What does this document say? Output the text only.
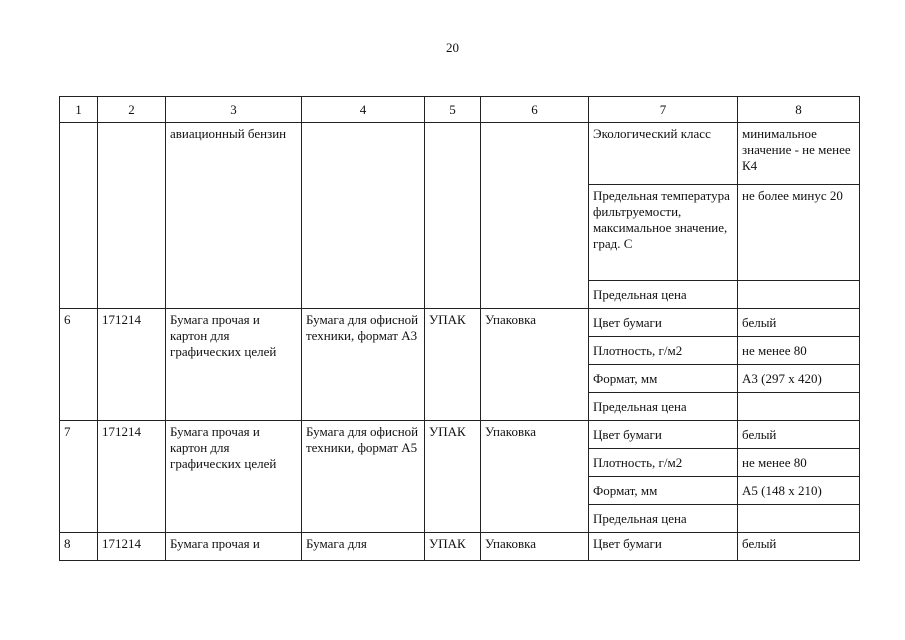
20
1	2	3	4	5	6	7	8
		авиационный бензин				Экологический класс	минимальное значение - не менее К4
						Предельная температура фильтруемости, максимальное значение, град. С	не более минус 20
						Предельная цена	
6	171214	Бумага прочая и картон для графических целей	Бумага для офисной техники, формат А3	УПАК	Упаковка	Цвет бумаги	белый
						Плотность, г/м2	не менее 80
						Формат, мм	А3 (297 х 420)
						Предельная цена	
7	171214	Бумага прочая и картон для графических целей	Бумага для офисной техники, формат А5	УПАК	Упаковка	Цвет бумаги	белый
						Плотность, г/м2	не менее 80
						Формат, мм	А5 (148 х 210)
						Предельная цена	
8	171214	Бумага прочая и	Бумага для	УПАК	Упаковка	Цвет бумаги	белый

GIVEN EXERCISE:
Transcribe all of the material exactly, leaving out whatever pictures it contains.

WRITTEN ANSWER:
What does this document say? Output the text only.
20
1	2	3	4	5	6	7	8
		авиационный бензин				Экологический класс	минимальное значение - не менее К4
						Предельная температура фильтруемости, максимальное значение, град. С	не более минус 20
						Предельная цена	
6	171214	Бумага прочая и картон для графических целей	Бумага для офисной техники, формат А3	УПАК	Упаковка	Цвет бумаги	белый
						Плотность, г/м2	не менее 80
						Формат, мм	А3 (297 х 420)
						Предельная цена	
7	171214	Бумага прочая и картон для графических целей	Бумага для офисной техники, формат А5	УПАК	Упаковка	Цвет бумаги	белый
						Плотность, г/м2	не менее 80
						Формат, мм	А5 (148 х 210)
						Предельная цена	
8	171214	Бумага прочая и	Бумага для	УПАК	Упаковка	Цвет бумаги	белый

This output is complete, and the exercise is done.